- **EXERCISE AIM**: Extract, from the records beneath this instruction, each line that contains the word "Field".

====== INFORMATION SHOWN ======

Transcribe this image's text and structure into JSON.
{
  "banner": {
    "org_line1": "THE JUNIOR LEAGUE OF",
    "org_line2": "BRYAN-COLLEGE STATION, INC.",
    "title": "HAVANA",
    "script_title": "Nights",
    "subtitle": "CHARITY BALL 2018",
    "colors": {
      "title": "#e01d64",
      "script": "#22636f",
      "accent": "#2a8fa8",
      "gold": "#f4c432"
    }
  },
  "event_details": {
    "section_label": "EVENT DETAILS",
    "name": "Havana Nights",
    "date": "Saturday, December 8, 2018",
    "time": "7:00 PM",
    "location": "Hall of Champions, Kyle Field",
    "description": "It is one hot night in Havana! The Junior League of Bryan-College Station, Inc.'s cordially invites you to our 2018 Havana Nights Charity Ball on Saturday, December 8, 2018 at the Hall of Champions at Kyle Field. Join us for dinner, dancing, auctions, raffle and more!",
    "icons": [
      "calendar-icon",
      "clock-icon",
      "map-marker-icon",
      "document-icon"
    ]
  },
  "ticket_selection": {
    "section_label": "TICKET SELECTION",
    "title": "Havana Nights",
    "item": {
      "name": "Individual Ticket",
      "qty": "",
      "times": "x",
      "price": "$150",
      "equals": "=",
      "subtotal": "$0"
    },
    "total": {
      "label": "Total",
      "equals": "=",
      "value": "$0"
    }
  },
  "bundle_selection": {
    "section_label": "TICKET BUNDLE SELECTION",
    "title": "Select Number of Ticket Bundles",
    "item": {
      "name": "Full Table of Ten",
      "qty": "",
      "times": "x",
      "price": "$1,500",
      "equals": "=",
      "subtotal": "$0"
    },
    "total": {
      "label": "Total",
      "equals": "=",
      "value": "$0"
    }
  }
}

======

- **TASK OUTPUT**:
    "location": "Hall of Champions, Kyle Field",
    "description": "It is one hot night in Havana! The Junior League of Bryan-College Station, Inc.'s cordially invites you to our 2018 Havana Nights Charity Ball on Saturday, December 8, 2018 at the Hall of Champions at Kyle Field. Join us for dinner, dancing, auctions, raffle and more!",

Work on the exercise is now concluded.